──────── DATA ROWS ────────
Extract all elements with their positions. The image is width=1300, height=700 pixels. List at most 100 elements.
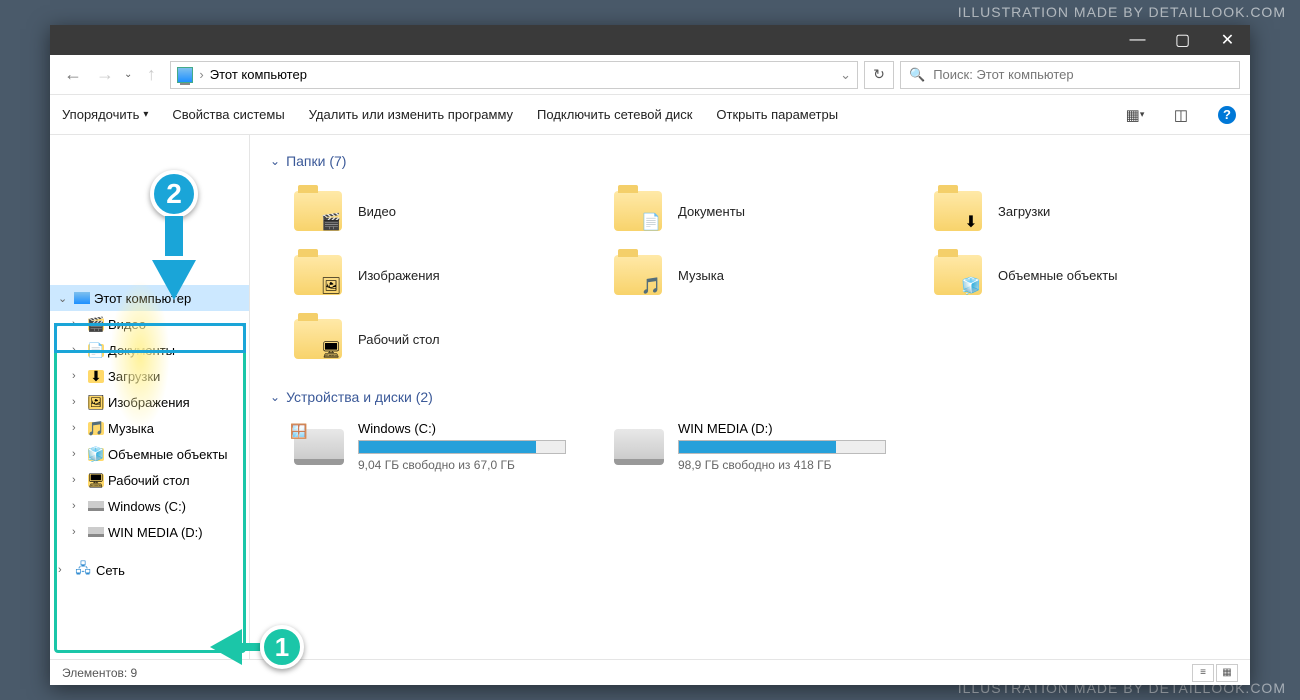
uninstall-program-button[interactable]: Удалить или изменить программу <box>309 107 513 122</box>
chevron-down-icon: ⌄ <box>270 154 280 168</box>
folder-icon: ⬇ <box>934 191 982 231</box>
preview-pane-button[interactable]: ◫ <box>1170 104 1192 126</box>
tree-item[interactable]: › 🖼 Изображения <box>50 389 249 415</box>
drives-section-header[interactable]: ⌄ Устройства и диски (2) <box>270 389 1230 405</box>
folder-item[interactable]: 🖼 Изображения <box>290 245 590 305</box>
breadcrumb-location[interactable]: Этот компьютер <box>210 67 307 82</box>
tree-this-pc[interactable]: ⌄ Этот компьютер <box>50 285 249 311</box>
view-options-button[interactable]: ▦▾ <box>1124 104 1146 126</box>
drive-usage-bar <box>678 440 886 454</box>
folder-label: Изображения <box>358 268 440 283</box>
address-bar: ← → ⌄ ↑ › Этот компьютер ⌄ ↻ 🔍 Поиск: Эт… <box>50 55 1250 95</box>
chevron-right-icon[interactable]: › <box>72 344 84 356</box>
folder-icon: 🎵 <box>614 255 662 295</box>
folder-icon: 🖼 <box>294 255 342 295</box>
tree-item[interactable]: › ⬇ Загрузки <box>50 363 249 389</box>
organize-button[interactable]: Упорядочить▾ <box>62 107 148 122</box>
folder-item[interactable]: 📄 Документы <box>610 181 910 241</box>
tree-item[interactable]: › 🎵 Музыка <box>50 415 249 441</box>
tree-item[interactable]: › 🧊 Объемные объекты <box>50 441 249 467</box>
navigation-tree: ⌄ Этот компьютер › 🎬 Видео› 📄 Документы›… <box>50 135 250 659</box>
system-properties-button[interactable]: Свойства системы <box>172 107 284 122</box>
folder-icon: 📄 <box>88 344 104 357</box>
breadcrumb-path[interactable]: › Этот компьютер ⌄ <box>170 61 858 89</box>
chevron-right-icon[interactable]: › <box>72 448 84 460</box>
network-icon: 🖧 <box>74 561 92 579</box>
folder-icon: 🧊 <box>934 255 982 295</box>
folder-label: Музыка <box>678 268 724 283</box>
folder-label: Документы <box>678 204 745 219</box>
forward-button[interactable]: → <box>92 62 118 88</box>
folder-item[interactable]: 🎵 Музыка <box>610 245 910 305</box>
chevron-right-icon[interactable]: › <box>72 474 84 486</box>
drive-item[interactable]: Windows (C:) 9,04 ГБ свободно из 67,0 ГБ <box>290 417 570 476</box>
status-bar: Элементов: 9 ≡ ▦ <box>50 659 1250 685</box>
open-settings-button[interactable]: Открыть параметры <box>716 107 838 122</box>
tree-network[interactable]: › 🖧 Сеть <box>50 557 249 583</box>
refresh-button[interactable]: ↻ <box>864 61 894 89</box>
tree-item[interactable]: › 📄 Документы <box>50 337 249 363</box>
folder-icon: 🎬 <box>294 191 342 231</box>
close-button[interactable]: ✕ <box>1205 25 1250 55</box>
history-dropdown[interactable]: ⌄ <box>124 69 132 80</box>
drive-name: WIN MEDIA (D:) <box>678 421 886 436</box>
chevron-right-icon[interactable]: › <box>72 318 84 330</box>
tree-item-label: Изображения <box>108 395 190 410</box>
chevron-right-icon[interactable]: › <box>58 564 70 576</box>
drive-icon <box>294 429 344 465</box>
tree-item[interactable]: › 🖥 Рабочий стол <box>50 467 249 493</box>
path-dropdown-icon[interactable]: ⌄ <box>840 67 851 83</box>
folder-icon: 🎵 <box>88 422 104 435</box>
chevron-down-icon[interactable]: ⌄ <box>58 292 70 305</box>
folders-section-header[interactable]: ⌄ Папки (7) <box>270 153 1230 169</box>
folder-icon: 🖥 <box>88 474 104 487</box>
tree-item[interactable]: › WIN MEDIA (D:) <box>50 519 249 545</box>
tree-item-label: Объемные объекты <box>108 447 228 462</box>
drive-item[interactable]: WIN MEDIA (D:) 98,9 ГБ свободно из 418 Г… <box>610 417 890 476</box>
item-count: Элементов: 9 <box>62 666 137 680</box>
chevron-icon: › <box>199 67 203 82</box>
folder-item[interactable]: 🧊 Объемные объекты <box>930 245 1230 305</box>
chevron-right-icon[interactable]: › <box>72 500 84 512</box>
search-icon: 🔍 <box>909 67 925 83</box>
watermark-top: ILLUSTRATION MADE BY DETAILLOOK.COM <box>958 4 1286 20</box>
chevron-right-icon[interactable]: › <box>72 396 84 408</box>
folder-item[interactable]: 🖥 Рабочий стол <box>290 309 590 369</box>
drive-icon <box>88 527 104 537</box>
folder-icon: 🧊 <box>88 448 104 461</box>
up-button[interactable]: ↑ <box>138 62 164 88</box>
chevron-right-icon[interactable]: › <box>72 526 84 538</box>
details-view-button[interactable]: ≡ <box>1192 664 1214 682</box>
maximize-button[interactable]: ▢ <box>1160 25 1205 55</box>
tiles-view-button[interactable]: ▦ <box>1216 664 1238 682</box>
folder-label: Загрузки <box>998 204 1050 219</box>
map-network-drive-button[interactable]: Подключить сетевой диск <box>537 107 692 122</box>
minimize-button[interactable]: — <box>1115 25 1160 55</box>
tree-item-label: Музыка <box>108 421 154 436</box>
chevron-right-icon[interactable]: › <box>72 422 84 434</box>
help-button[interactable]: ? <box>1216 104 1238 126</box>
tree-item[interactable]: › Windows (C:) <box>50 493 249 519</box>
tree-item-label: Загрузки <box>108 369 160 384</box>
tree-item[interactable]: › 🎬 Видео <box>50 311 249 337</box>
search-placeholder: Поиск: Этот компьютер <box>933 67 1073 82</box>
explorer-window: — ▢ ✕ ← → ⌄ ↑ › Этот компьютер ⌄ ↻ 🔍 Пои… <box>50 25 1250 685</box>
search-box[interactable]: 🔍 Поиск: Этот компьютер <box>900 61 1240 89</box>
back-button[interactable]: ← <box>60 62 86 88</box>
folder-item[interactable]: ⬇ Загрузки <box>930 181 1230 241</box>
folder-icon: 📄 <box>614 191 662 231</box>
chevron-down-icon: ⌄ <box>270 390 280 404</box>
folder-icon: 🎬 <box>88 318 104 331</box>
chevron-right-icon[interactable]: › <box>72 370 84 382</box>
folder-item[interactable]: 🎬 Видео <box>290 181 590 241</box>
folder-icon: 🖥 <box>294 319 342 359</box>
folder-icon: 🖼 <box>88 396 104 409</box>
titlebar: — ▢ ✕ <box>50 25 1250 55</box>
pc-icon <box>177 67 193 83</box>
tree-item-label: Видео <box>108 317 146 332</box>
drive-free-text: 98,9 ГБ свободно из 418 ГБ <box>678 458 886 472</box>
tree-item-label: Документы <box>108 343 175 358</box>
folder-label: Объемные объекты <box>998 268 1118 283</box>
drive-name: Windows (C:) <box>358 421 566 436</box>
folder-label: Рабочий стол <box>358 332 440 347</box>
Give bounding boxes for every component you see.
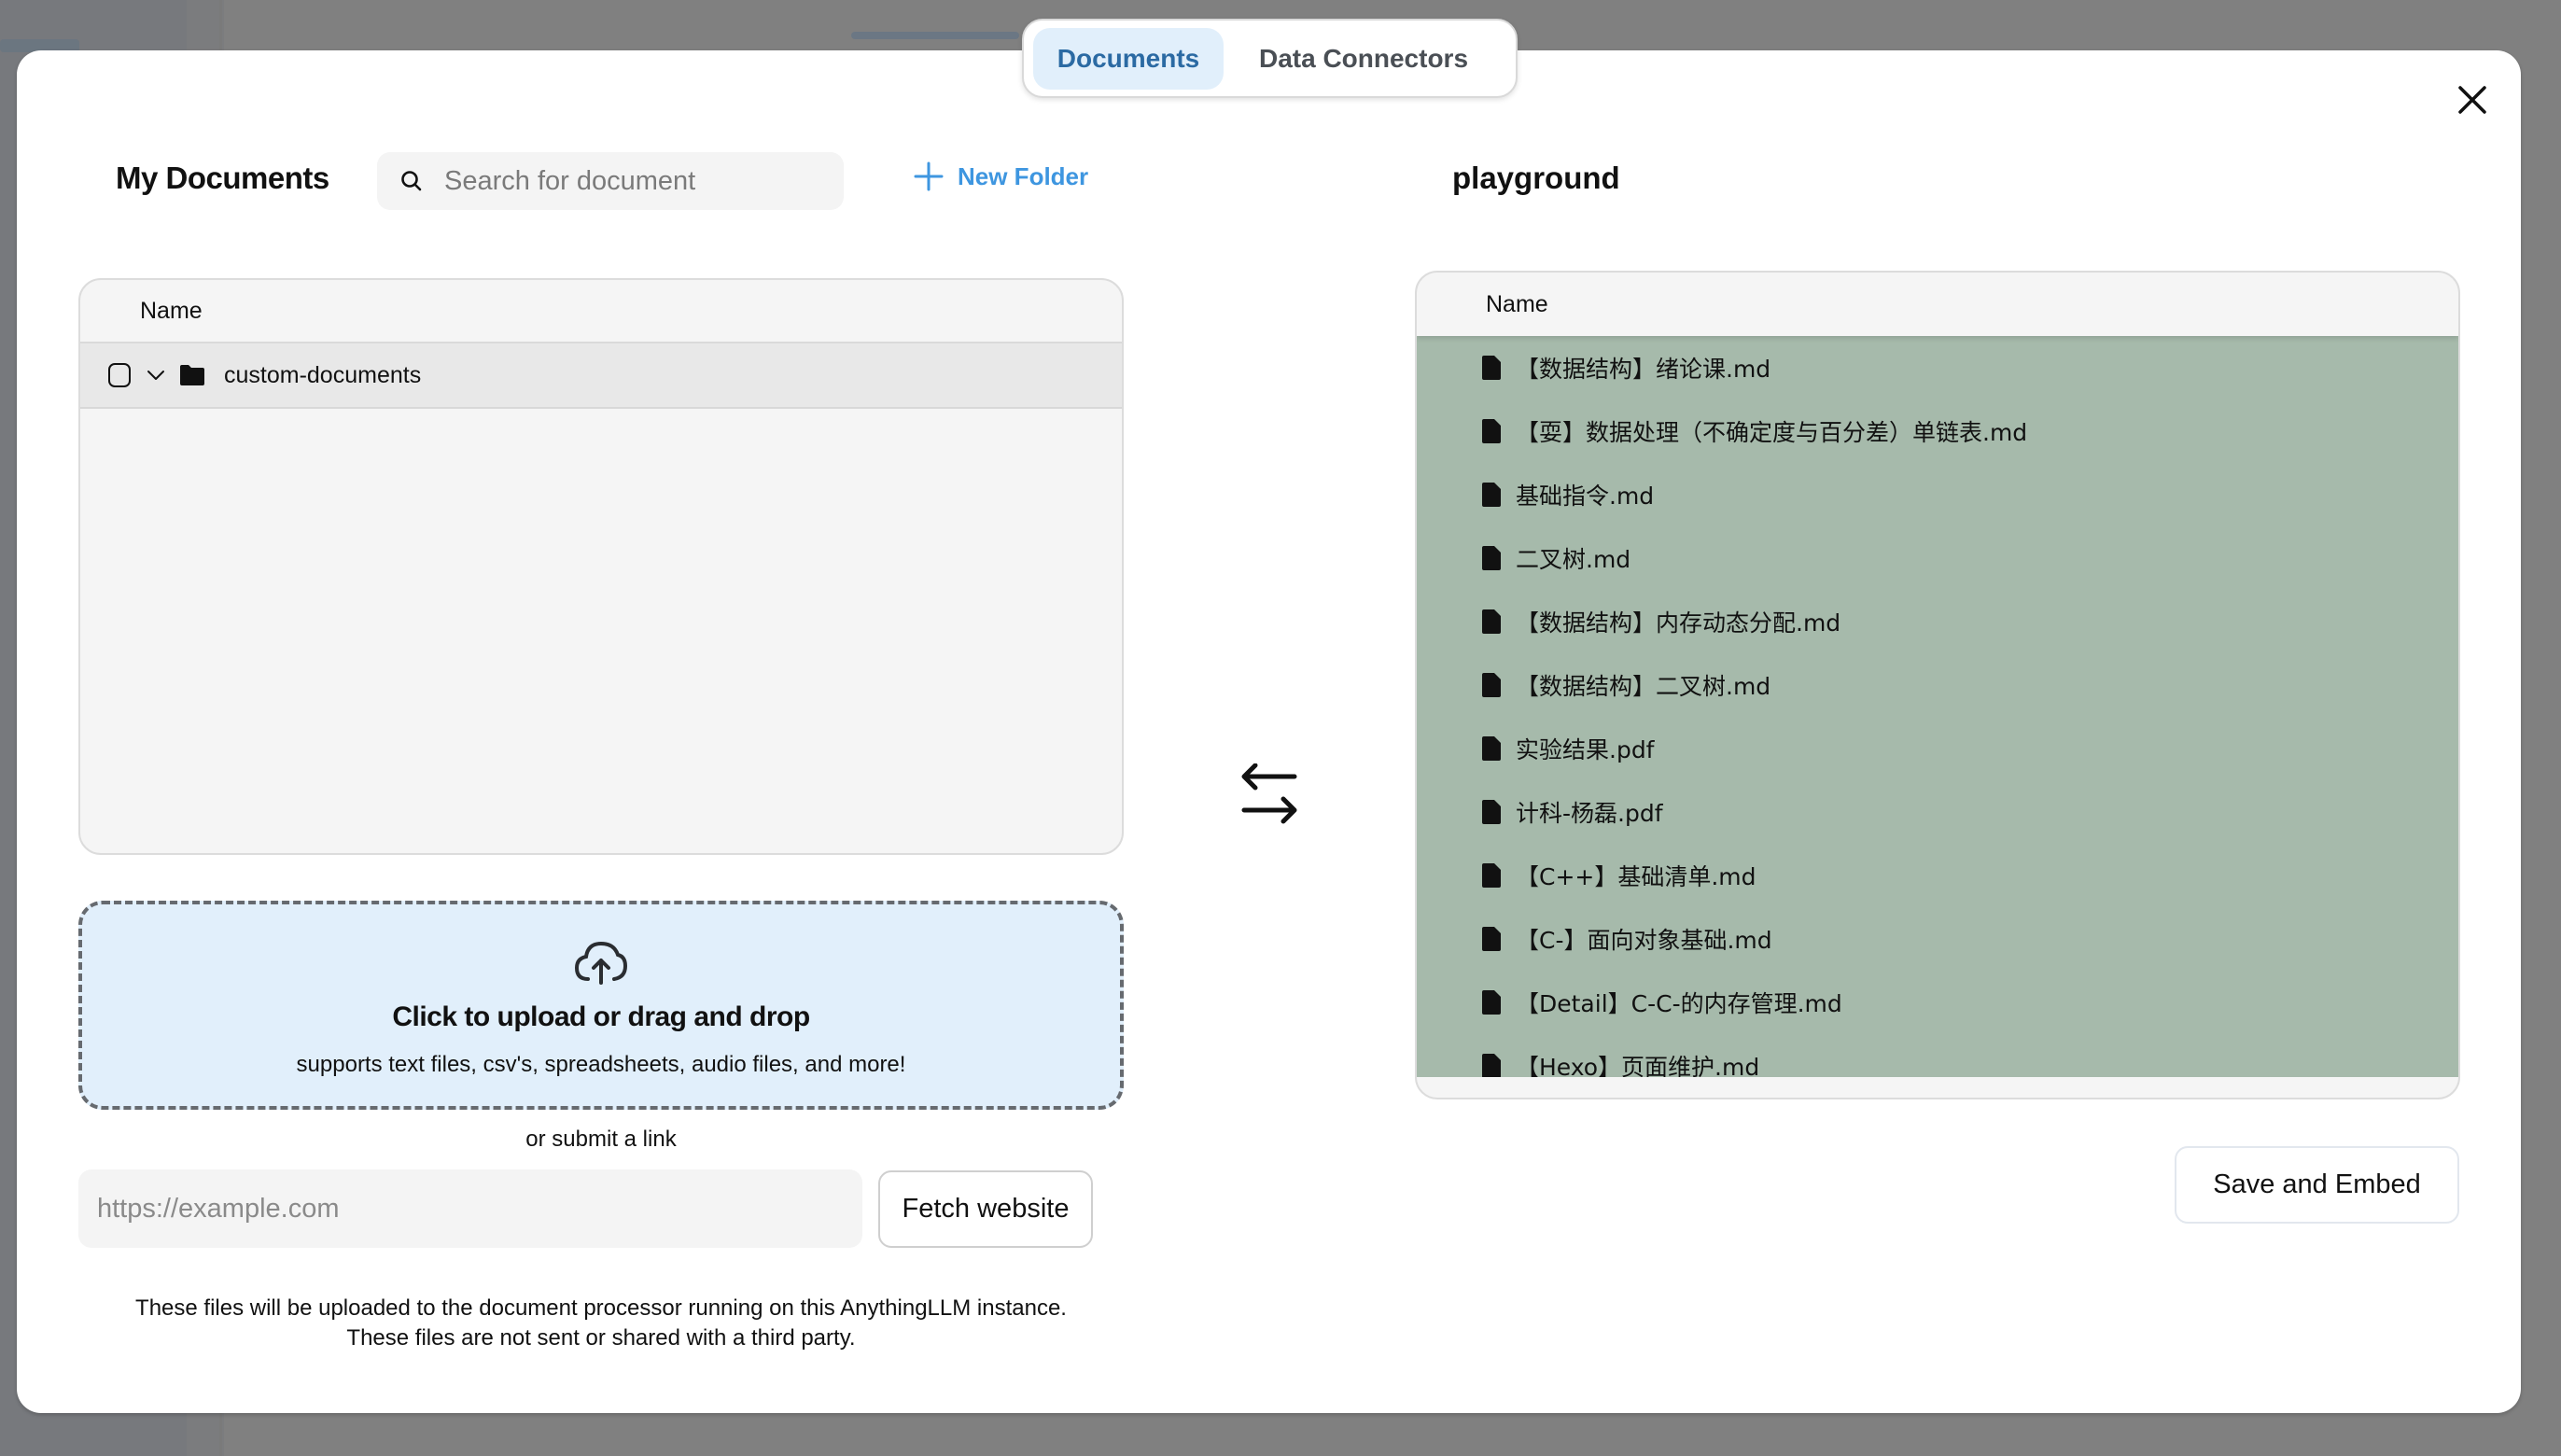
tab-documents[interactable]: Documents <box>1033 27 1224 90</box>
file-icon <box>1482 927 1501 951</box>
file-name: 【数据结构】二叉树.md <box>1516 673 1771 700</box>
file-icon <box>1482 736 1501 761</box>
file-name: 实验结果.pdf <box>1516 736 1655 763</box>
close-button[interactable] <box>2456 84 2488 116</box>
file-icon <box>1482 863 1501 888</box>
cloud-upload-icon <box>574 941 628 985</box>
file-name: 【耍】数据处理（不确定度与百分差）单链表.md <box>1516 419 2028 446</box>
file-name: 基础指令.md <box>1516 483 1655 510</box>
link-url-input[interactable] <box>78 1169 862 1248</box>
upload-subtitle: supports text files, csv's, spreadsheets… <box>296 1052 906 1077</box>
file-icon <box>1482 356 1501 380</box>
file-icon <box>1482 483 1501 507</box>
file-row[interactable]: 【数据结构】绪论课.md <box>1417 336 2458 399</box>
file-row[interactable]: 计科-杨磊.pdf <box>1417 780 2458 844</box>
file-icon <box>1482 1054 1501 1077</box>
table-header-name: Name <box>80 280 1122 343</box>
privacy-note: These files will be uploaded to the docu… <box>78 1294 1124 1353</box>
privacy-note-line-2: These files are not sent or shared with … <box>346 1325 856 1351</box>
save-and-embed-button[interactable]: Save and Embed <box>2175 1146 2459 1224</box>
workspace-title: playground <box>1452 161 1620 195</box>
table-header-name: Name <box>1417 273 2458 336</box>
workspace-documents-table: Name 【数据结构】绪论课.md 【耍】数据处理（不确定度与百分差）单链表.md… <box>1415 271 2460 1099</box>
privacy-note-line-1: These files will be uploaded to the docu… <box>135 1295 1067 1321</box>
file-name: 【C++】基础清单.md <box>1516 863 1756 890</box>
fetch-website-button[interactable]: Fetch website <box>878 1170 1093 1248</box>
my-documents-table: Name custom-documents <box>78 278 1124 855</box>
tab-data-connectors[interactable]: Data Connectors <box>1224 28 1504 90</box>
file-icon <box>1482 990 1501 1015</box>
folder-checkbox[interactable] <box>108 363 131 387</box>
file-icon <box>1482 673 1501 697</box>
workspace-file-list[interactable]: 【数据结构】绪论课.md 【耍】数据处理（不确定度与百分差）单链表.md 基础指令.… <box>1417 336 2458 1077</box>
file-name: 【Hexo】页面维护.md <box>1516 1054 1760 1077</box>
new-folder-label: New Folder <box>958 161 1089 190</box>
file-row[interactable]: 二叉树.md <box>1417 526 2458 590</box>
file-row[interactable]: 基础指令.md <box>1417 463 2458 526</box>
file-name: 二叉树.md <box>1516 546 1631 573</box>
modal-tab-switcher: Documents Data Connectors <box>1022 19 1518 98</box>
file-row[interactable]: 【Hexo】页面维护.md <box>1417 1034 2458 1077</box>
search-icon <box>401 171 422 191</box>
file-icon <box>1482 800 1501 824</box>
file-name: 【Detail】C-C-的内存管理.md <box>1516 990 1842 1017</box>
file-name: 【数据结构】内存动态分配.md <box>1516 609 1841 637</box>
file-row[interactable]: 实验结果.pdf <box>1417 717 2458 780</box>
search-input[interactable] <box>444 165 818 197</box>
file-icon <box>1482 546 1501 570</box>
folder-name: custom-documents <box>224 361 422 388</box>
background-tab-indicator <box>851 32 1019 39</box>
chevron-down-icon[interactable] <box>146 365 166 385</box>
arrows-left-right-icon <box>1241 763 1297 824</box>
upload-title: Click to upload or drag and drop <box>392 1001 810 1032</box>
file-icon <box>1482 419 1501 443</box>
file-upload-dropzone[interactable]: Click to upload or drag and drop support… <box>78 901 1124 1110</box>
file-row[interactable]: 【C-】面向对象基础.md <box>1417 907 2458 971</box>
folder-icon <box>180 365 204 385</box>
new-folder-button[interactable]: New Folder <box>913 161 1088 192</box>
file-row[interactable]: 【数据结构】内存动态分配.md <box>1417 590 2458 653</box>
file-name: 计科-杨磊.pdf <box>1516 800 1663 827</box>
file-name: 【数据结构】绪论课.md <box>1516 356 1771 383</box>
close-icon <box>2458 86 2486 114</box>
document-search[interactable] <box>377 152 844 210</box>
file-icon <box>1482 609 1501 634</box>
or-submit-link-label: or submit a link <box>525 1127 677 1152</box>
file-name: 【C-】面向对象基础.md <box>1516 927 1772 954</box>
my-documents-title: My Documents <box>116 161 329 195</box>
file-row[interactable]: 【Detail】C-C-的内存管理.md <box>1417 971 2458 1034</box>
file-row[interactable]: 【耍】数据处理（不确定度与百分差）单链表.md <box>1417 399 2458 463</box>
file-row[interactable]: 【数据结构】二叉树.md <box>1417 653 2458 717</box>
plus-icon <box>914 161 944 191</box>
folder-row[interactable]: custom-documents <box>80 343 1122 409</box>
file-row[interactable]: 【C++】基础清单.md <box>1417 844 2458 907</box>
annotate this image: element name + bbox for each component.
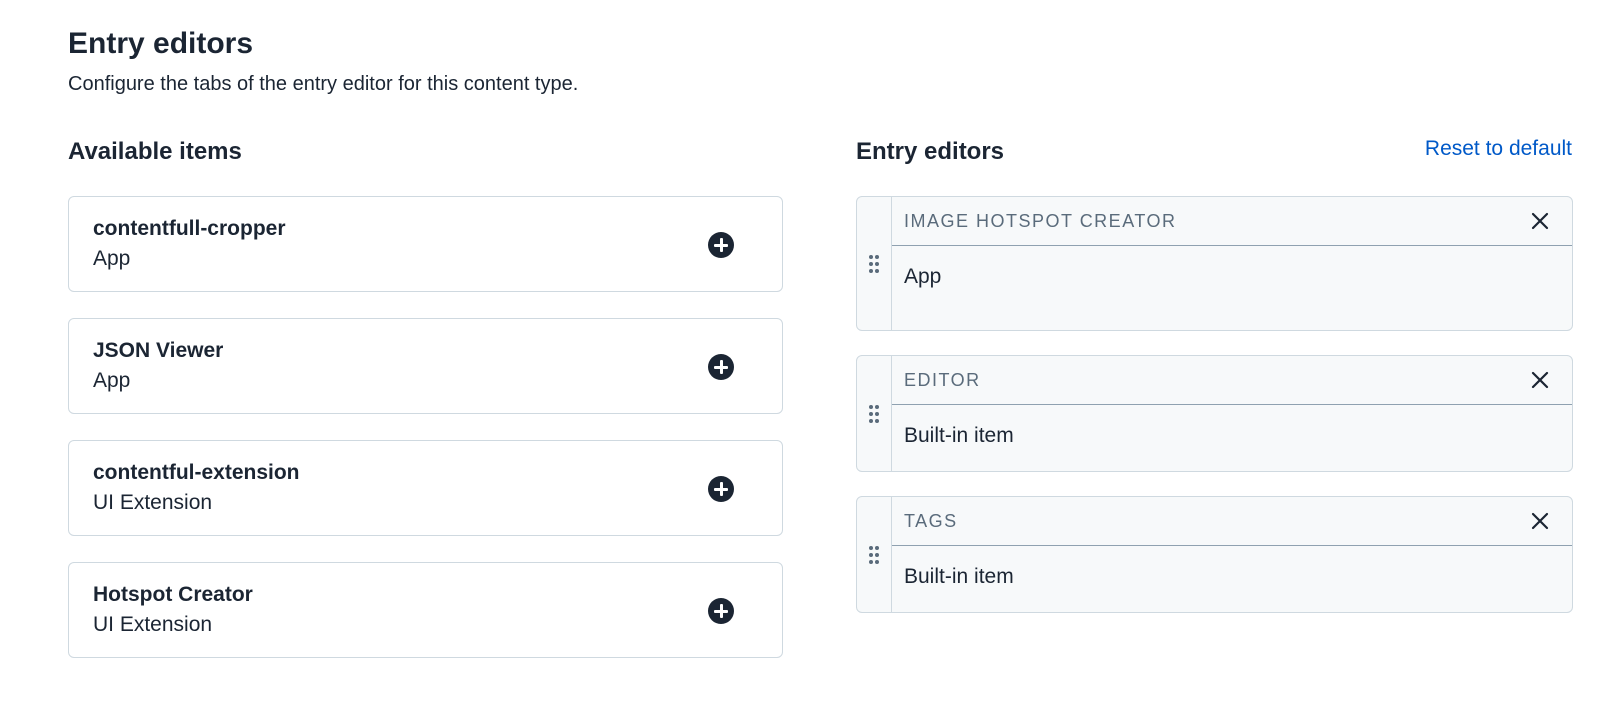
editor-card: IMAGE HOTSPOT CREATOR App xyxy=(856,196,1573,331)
────────
Rewrite the material from the line with "tab-documents[interactable]: Documents <box>1033" to the line with "table-header-name: Name <box>80", changing every "file-icon" to "document-icon" and leaving everything else as it is.

tab-documents[interactable]: Documents <box>1033 27 1224 90</box>
document-icon <box>1482 927 1501 951</box>
file-name: 【数据结构】二叉树.md <box>1516 673 1771 700</box>
document-icon <box>1482 736 1501 761</box>
file-name: 实验结果.pdf <box>1516 736 1655 763</box>
close-button[interactable] <box>2456 84 2488 116</box>
document-icon <box>1482 863 1501 888</box>
cloud-upload-icon <box>574 941 628 985</box>
file-name: 【耍】数据处理（不确定度与百分差）单链表.md <box>1516 419 2028 446</box>
file-name: 基础指令.md <box>1516 483 1655 510</box>
link-url-input[interactable] <box>78 1169 862 1248</box>
upload-subtitle: supports text files, csv's, spreadsheets… <box>296 1052 906 1077</box>
document-icon <box>1482 356 1501 380</box>
document-icon <box>1482 483 1501 507</box>
file-row[interactable]: 【数据结构】绪论课.md <box>1417 336 2458 399</box>
file-row[interactable]: 计科-杨磊.pdf <box>1417 780 2458 844</box>
document-icon <box>1482 1054 1501 1077</box>
table-header-name: Name <box>80 280 1122 343</box>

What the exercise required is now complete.